> **THE REQUEST**
Lines from the one containing "Give me a plain-text" through the end of the data are to be returned exactly, and no others.

-- start AVAILABLE DATA --

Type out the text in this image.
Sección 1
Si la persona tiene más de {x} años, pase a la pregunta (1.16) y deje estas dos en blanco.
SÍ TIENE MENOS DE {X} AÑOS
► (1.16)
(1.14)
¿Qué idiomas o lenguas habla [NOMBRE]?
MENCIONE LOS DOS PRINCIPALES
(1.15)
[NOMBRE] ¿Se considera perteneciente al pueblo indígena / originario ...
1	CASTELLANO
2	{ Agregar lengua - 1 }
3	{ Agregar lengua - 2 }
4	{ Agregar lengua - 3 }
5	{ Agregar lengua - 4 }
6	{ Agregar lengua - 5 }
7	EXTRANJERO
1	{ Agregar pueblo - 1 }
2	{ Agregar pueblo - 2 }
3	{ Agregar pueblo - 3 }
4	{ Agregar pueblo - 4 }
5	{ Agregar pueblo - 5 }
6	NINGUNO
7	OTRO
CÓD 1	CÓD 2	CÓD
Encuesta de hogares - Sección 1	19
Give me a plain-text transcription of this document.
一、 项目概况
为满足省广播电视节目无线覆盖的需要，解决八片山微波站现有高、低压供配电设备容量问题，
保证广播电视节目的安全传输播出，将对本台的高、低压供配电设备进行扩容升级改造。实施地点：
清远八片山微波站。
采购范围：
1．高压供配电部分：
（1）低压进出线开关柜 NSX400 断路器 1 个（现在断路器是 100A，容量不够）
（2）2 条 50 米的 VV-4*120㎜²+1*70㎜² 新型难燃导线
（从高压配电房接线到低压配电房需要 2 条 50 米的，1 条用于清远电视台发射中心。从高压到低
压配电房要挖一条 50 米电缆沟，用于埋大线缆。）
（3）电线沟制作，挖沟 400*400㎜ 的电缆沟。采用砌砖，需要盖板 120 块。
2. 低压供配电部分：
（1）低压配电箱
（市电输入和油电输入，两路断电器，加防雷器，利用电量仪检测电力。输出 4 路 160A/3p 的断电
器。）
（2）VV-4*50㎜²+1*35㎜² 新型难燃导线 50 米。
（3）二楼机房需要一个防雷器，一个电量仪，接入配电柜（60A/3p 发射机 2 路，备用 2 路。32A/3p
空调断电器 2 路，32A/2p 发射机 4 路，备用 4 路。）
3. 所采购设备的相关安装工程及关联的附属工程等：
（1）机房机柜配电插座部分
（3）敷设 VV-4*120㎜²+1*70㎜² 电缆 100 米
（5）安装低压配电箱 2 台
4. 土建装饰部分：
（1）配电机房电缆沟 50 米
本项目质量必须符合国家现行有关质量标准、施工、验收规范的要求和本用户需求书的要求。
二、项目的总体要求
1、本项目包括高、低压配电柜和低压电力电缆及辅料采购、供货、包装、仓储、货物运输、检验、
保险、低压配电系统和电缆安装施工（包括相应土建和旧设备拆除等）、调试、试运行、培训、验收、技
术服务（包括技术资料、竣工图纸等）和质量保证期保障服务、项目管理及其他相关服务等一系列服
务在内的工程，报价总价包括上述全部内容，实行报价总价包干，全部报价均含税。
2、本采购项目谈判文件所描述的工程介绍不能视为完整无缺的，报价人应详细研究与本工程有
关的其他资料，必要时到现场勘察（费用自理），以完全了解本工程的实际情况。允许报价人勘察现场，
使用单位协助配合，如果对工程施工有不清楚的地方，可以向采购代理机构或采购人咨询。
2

-- end AVAILABLE DATA --

> **SOLVED EXERCISE**
Give me a plain-text transcription of this document.
一、 项目概况
为满足省广播电视节目无线覆盖的需要，解决八片山微波站现有高、低压供配电设备容量问题，
保证广播电视节目的安全传输播出，将对本台的高、低压供配电设备进行扩容升级改造。实施地点：
清远八片山微波站。
采购范围：
1．高压供配电部分：
（1）低压进出线开关柜 NSX400 断路器 1 个（现在断路器是 100A，容量不够）
（2）2 条 50 米的 VV-4*120㎜²+1*70㎜² 新型难燃导线
（从高压配电房接线到低压配电房需要 2 条 50 米的，1 条用于清远电视台发射中心。从高压到低
压配电房要挖一条 50 米电缆沟，用于埋大线缆。）
（3）电线沟制作，挖沟 400*400㎜ 的电缆沟。采用砌砖，需要盖板 120 块。
2. 低压供配电部分：
（1）低压配电箱
（市电输入和油电输入，两路断电器，加防雷器，利用电量仪检测电力。输出 4 路 160A/3p 的断电
器。）
（2）VV-4*50㎜²+1*35㎜² 新型难燃导线 50 米。
（3）二楼机房需要一个防雷器，一个电量仪，接入配电柜（60A/3p 发射机 2 路，备用 2 路。32A/3p
空调断电器 2 路，32A/2p 发射机 4 路，备用 4 路。）
3. 所采购设备的相关安装工程及关联的附属工程等：
（1）机房机柜配电插座部分
（3）敷设 VV-4*120㎜²+1*70㎜² 电缆 100 米
（5）安装低压配电箱 2 台
4. 土建装饰部分：
（1）配电机房电缆沟 50 米
本项目质量必须符合国家现行有关质量标准、施工、验收规范的要求和本用户需求书的要求。
二、项目的总体要求
1、本项目包括高、低压配电柜和低压电力电缆及辅料采购、供货、包装、仓储、货物运输、检验、
保险、低压配电系统和电缆安装施工（包括相应土建和旧设备拆除等）、调试、试运行、培训、验收、技
术服务（包括技术资料、竣工图纸等）和质量保证期保障服务、项目管理及其他相关服务等一系列服
务在内的工程，报价总价包括上述全部内容，实行报价总价包干，全部报价均含税。
2、本采购项目谈判文件所描述的工程介绍不能视为完整无缺的，报价人应详细研究与本工程有
关的其他资料，必要时到现场勘察（费用自理），以完全了解本工程的实际情况。允许报价人勘察现场，
使用单位协助配合，如果对工程施工有不清楚的地方，可以向采购代理机构或采购人咨询。
2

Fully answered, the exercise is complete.